**PASSAGE GIVEN**

First slide

Heat transfer

Question

Two identical conducting rods are first connected independently to two vessels, one containing water at 100^oC and the other containing ice at 0^oC. In the second case, the rods are joined end to end and connected to the same vessels. Let q₁ and q₂g/s be the rate of melting of ice in two cases, respectively. The ratio of q₁/q₂ is

Moderate

A

$\frac{1}{2}$
B

$\frac{2}{1}$
C

$\frac{4}{1}$
D

$\frac{1}{4}$

Solution

Initially the rods are placed in vessels as shown below.
$\frac{Q}{t} = \frac{(θ_{1} - θ_{2})}{R} \Rightarrow {(\frac{Q}{t})}_{1} = \frac{mL}{t} = q_{1} L = \frac{(100 - 0)}{\frac{R}{2}}$ …..(i)

**ITEMS**
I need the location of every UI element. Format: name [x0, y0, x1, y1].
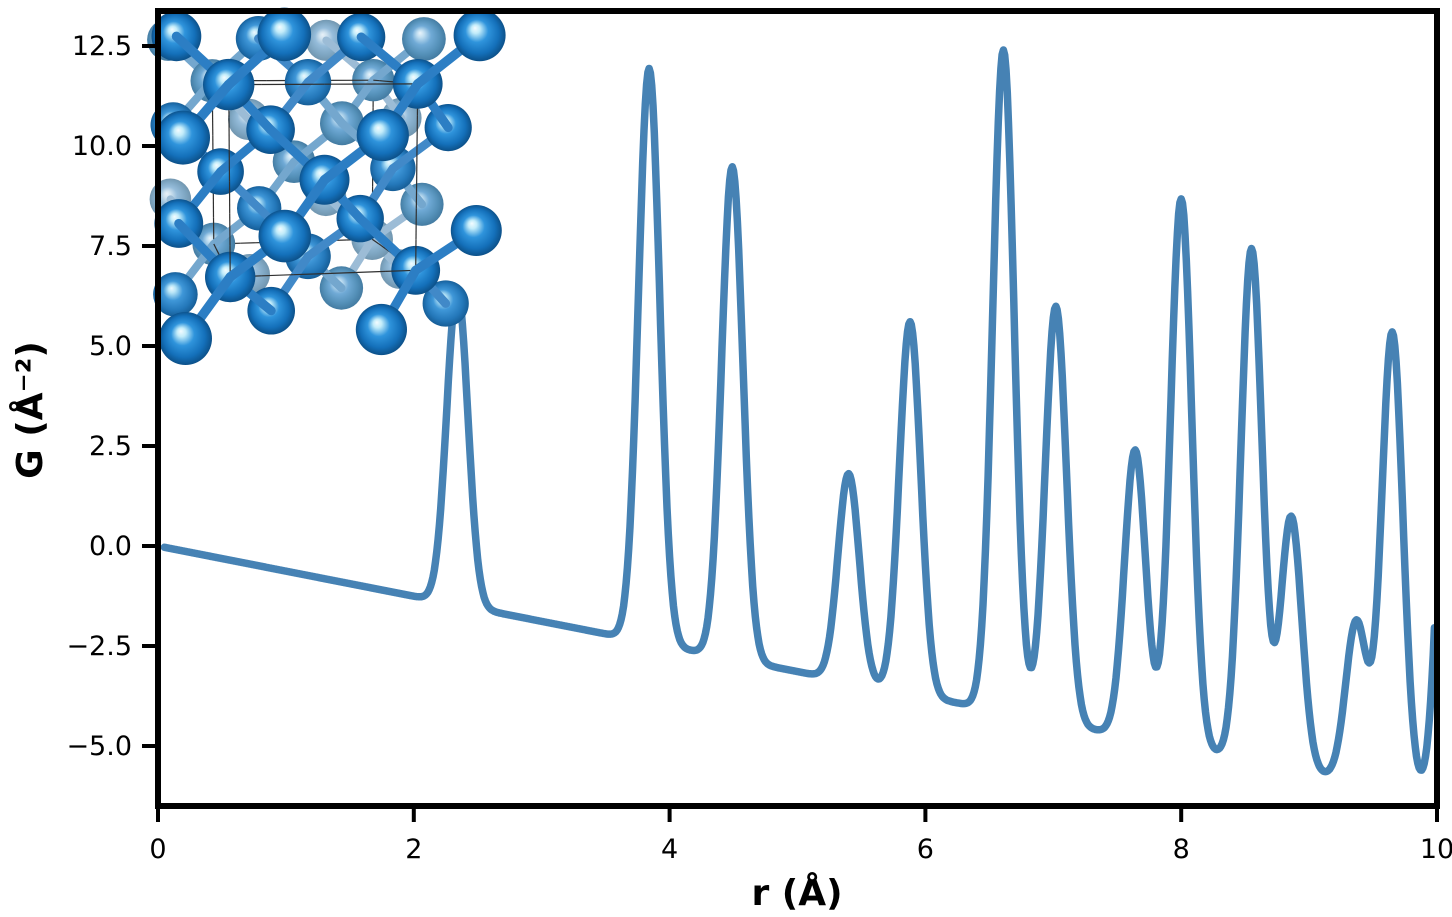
y-tick-label: −5.0 [66, 731, 132, 762]
y-axis-label: G (Å⁻²) [9, 341, 51, 479]
unit-cell-edge [324, 271, 356, 275]
x-axis-label: r (Å) [751, 872, 842, 914]
atom-sphere [159, 312, 212, 365]
y-tick-label: 0.0 [89, 531, 132, 562]
crystal-structure-inset [147, 7, 506, 365]
y-tick-label: 7.5 [89, 231, 132, 262]
x-tick-label: 2 [405, 834, 422, 865]
pdf-curve [160, 46, 1439, 776]
unit-cell-edge [378, 243, 386, 249]
unit-cell-edge [386, 80, 394, 83]
atom-sphere [257, 7, 312, 62]
x-tick-label: 0 [149, 834, 166, 865]
x-tick-label: 6 [917, 834, 934, 865]
atom-sphere [156, 110, 210, 165]
y-tick-label: 10.0 [72, 131, 132, 162]
atom-sphere [450, 205, 502, 256]
unit-cell-edge [215, 248, 220, 255]
unit-cell-edge [261, 274, 294, 277]
y-tick-label: −2.5 [66, 631, 132, 662]
atom-sphere [402, 17, 446, 61]
plot-border [155, 8, 1440, 809]
unit-cell-edge [293, 273, 325, 276]
y-tick-label: 12.5 [72, 31, 132, 62]
atom-sphere [453, 9, 506, 62]
axes-layer: 0 2 4 6 8 10 12.5 10.0 7.5 5.0 2.5 0.0 −2.5 −5.0 [66, 8, 1452, 865]
pdf-curve-layer [160, 46, 1439, 776]
atom-sphere [355, 303, 407, 356]
atom-sphere [153, 272, 198, 317]
atom-sphere [258, 209, 312, 263]
x-tick-label: 8 [1173, 834, 1190, 865]
y-tick-label: 5.0 [89, 331, 132, 362]
atom-sphere [356, 108, 409, 162]
unit-cell-edge [379, 80, 387, 82]
y-tick-label: 2.5 [89, 431, 132, 462]
x-tick-label: 10 [1420, 834, 1452, 865]
unit-cell-edge [373, 79, 380, 82]
unit-cell-edge [213, 243, 217, 250]
x-tick-label: 4 [661, 834, 678, 865]
unit-cell-edge [355, 270, 386, 274]
unit-cell-edge [371, 238, 379, 245]
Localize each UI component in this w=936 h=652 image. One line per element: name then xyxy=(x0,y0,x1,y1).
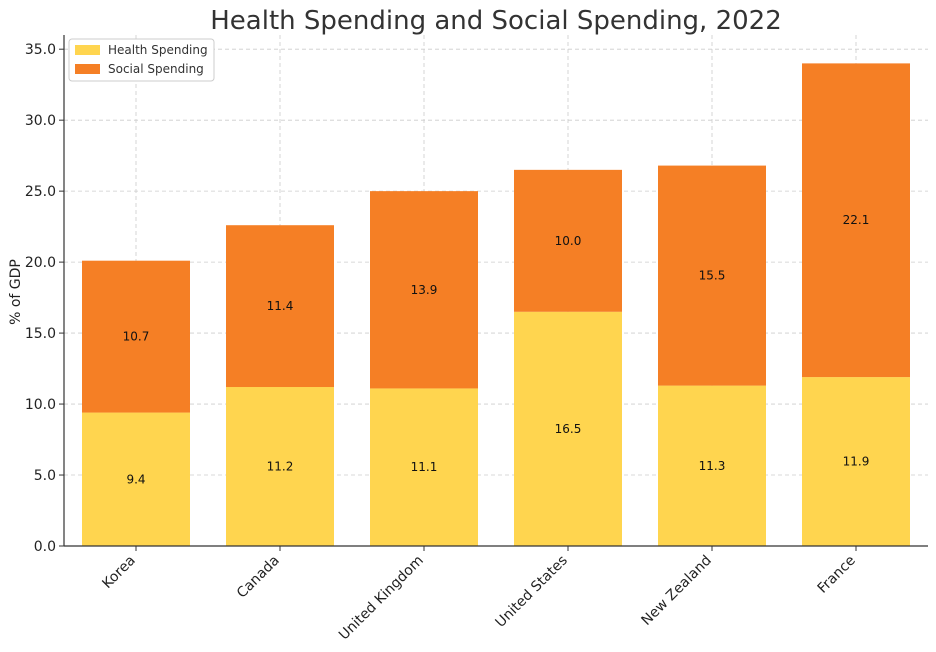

**DESCRIPTION OF THE TASK**
In the heat transfer problem, how are the two rods arranged in the second case? The material can be left aside here.

**THE RESPONSE**
They are joined end to end and connected to the same vessels.